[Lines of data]
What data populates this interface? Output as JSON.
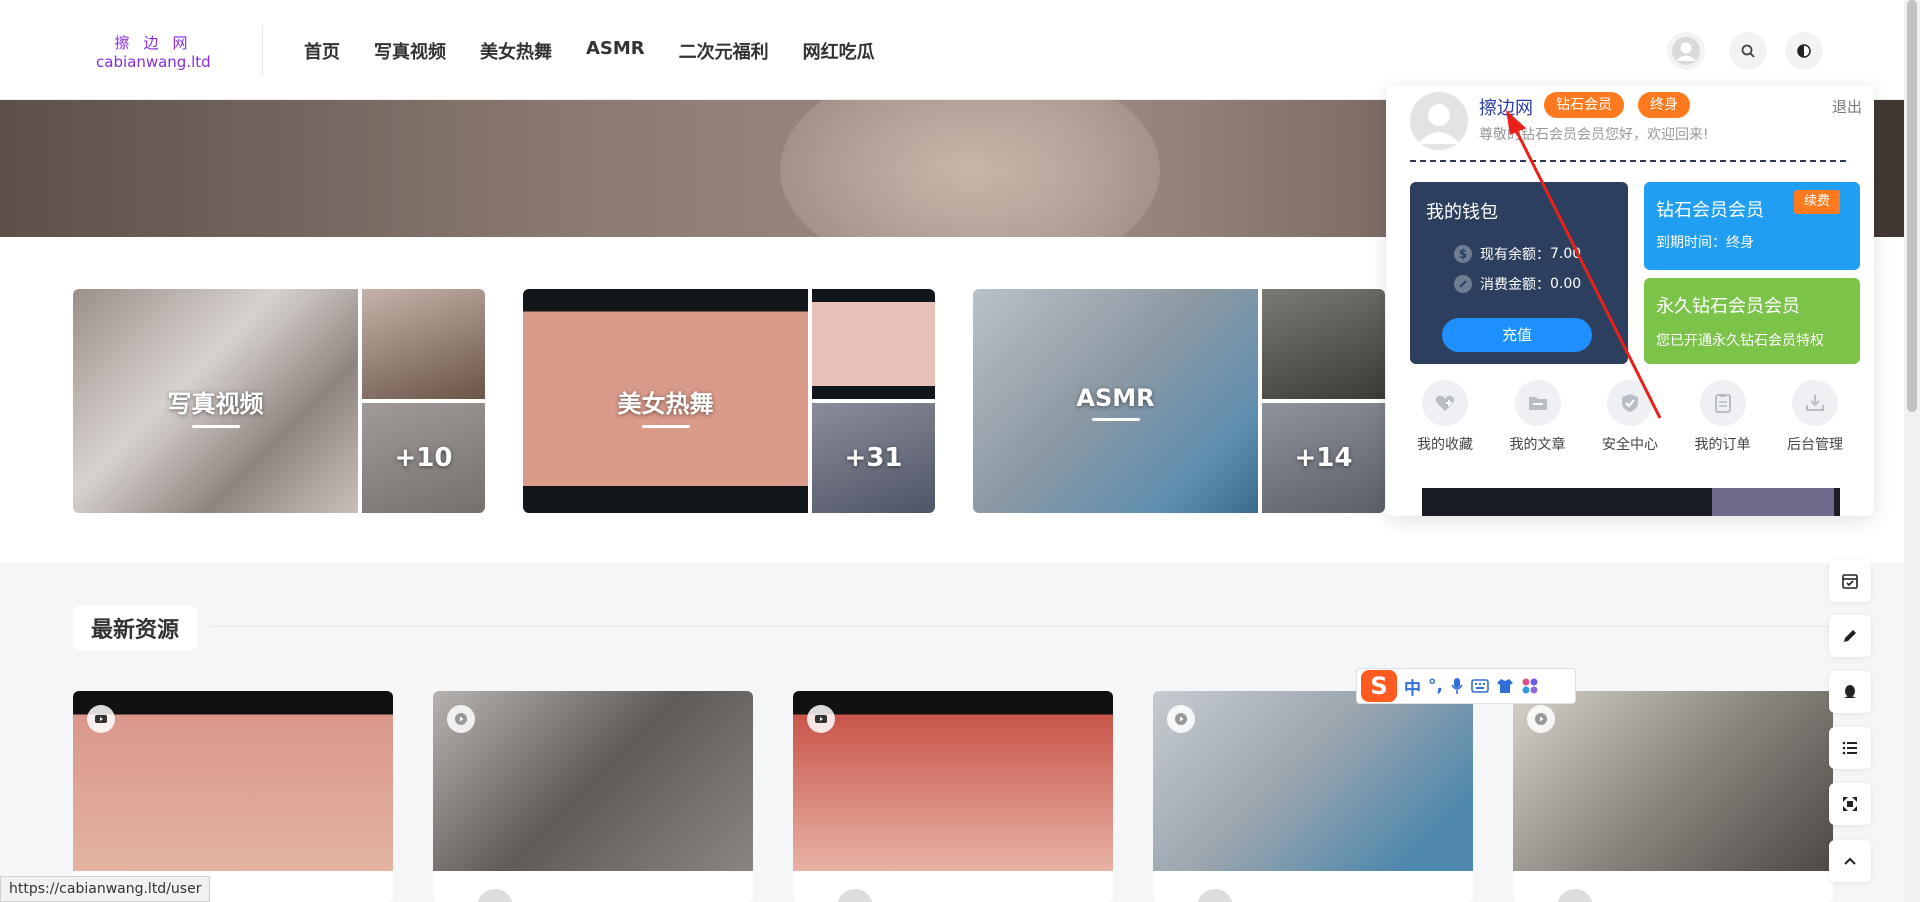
{
  "logo": {
    "cn": "擦边网",
    "en": "cabianwang.ltd"
  },
  "nav": [
    "首页",
    "写真视频",
    "美女热舞",
    "ASMR",
    "二次元福利",
    "网红吃瓜"
  ],
  "header_icons": [
    "user-icon",
    "search-icon",
    "theme-toggle-icon"
  ],
  "categories": [
    {
      "title": "写真视频",
      "count": "+10"
    },
    {
      "title": "美女热舞",
      "count": "+31"
    },
    {
      "title": "ASMR",
      "count": "+14"
    }
  ],
  "section_title": "最新资源",
  "status_url": "https://cabianwang.ltd/user",
  "ime": {
    "logo": "S",
    "mode": "中",
    "punct": "°,"
  },
  "user_panel": {
    "username": "擦边网",
    "badge_vip": "钻石会员",
    "badge_term": "终身",
    "logout": "退出",
    "greeting": "尊敬的钻石会员会员您好，欢迎回来!",
    "wallet": {
      "title": "我的钱包",
      "balance_label": "现有余额：",
      "balance_value": "7.00",
      "spent_label": "消费金额：",
      "spent_value": "0.00",
      "recharge": "充值",
      "balance_icon": "$"
    },
    "vip": {
      "title": "钻石会员会员",
      "renew": "续费",
      "expire": "到期时间：终身"
    },
    "permanent": {
      "title": "永久钻石会员会员",
      "desc": "您已开通永久钻石会员特权"
    },
    "menu": [
      "我的收藏",
      "我的文章",
      "安全中心",
      "我的订单",
      "后台管理"
    ]
  },
  "colors": {
    "brand_purple": "#8a2be2",
    "wallet_bg": "#2c3f5e",
    "vip_blue": "#1f9ef2",
    "perm_green": "#7cc34a",
    "badge_orange": "#ff7a1f",
    "arrow_red": "#e8211a"
  }
}
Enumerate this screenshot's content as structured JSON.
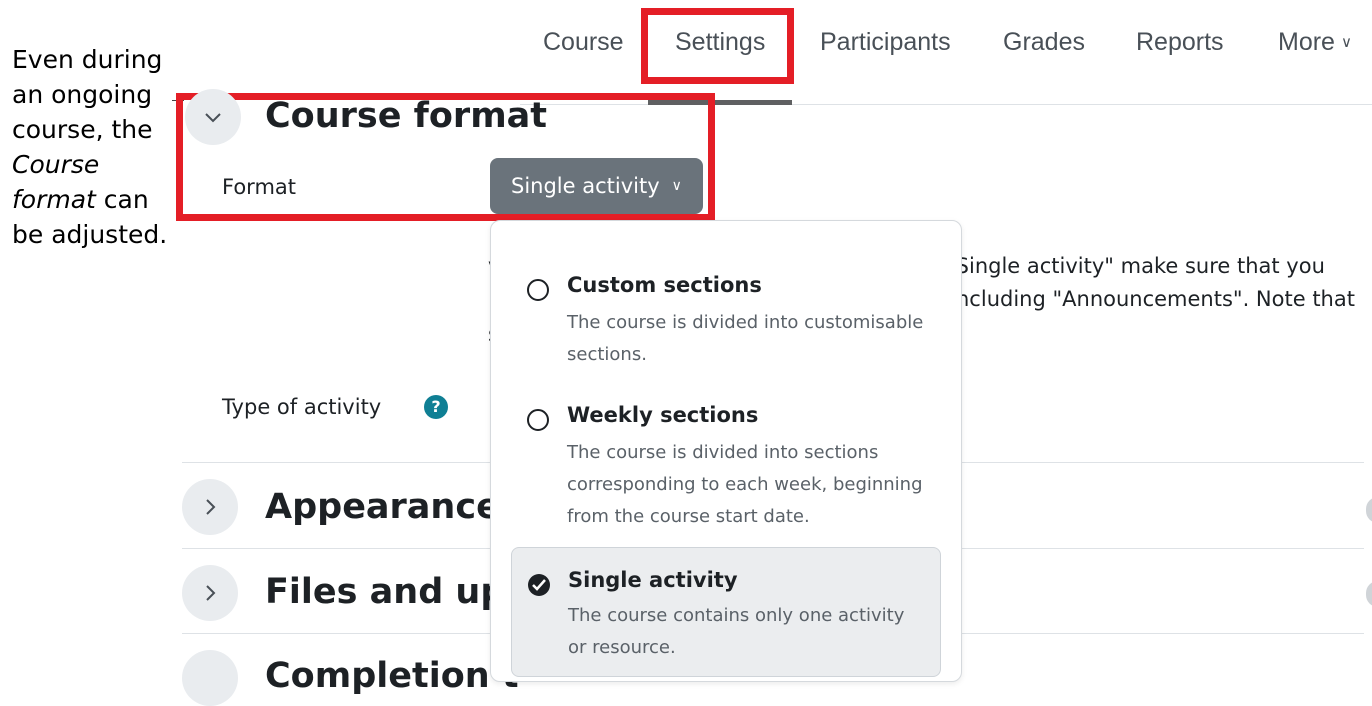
{
  "caption": {
    "part1": "Even during an ongoing course, the ",
    "italic": "Course format",
    "part2": " can be adjusted."
  },
  "nav": {
    "tabs": [
      "Course",
      "Settings",
      "Participants",
      "Grades",
      "Reports",
      "More"
    ],
    "active": "Settings"
  },
  "sections": {
    "course_format": "Course format",
    "appearance": "Appearance",
    "files": "Files and upl",
    "completion": "Completion t"
  },
  "format_field": {
    "label": "Format",
    "selected": "Single activity"
  },
  "type_of_activity_label": "Type of activity",
  "help_icon_glyph": "?",
  "background_text": {
    "line1_start": "v",
    "line1_end": "\"Single activity\" make sure that you",
    "line2_end": "ncluding \"Announcements\". Note that",
    "line3_start": "s"
  },
  "dropdown_options": [
    {
      "title": "Custom sections",
      "description": "The course is divided into customisable sections.",
      "selected": false
    },
    {
      "title": "Weekly sections",
      "description": "The course is divided into sections corresponding to each week, beginning from the course start date.",
      "selected": false
    },
    {
      "title": "Single activity",
      "description": "The course contains only one activity or resource.",
      "selected": true
    }
  ],
  "colors": {
    "highlight": "#e41e26",
    "select_bg": "#6a737b",
    "help_icon": "#0f7f94"
  }
}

STATED TASK:
Reproduce the material above in full and without alteration, but skip all pictures.

FULL RESPONSE:
What data populates this interface? Output as JSON.
{
  "logo": {
    "cn": "擦边网",
    "en": "cabianwang.ltd"
  },
  "nav": [
    "首页",
    "写真视频",
    "美女热舞",
    "ASMR",
    "二次元福利",
    "网红吃瓜"
  ],
  "header_icons": [
    "user-icon",
    "search-icon",
    "theme-toggle-icon"
  ],
  "categories": [
    {
      "title": "写真视频",
      "count": "+10"
    },
    {
      "title": "美女热舞",
      "count": "+31"
    },
    {
      "title": "ASMR",
      "count": "+14"
    }
  ],
  "section_title": "最新资源",
  "status_url": "https://cabianwang.ltd/user",
  "ime": {
    "logo": "S",
    "mode": "中",
    "punct": "°,"
  },
  "user_panel": {
    "username": "擦边网",
    "badge_vip": "钻石会员",
    "badge_term": "终身",
    "logout": "退出",
    "greeting": "尊敬的钻石会员会员您好，欢迎回来!",
    "wallet": {
      "title": "我的钱包",
      "balance_label": "现有余额：",
      "balance_value": "7.00",
      "spent_label": "消费金额：",
      "spent_value": "0.00",
      "recharge": "充值",
      "balance_icon": "$"
    },
    "vip": {
      "title": "钻石会员会员",
      "renew": "续费",
      "expire": "到期时间：终身"
    },
    "permanent": {
      "title": "永久钻石会员会员",
      "desc": "您已开通永久钻石会员特权"
    },
    "menu": [
      "我的收藏",
      "我的文章",
      "安全中心",
      "我的订单",
      "后台管理"
    ]
  },
  "colors": {
    "brand_purple": "#8a2be2",
    "wallet_bg": "#2c3f5e",
    "vip_blue": "#1f9ef2",
    "perm_green": "#7cc34a",
    "badge_orange": "#ff7a1f",
    "arrow_red": "#e8211a"
  }
}
Enumerate this screenshot's content as structured JSON.
{
  "caption": {
    "part1": "Even during an ongoing course, the ",
    "italic": "Course format",
    "part2": " can be adjusted."
  },
  "nav": {
    "tabs": [
      "Course",
      "Settings",
      "Participants",
      "Grades",
      "Reports",
      "More"
    ],
    "active": "Settings"
  },
  "sections": {
    "course_format": "Course format",
    "appearance": "Appearance",
    "files": "Files and upl",
    "completion": "Completion t"
  },
  "format_field": {
    "label": "Format",
    "selected": "Single activity"
  },
  "type_of_activity_label": "Type of activity",
  "help_icon_glyph": "?",
  "background_text": {
    "line1_start": "v",
    "line1_end": "\"Single activity\" make sure that you",
    "line2_end": "ncluding \"Announcements\". Note that",
    "line3_start": "s"
  },
  "dropdown_options": [
    {
      "title": "Custom sections",
      "description": "The course is divided into customisable sections.",
      "selected": false
    },
    {
      "title": "Weekly sections",
      "description": "The course is divided into sections corresponding to each week, beginning from the course start date.",
      "selected": false
    },
    {
      "title": "Single activity",
      "description": "The course contains only one activity or resource.",
      "selected": true
    }
  ],
  "colors": {
    "highlight": "#e41e26",
    "select_bg": "#6a737b",
    "help_icon": "#0f7f94"
  }
}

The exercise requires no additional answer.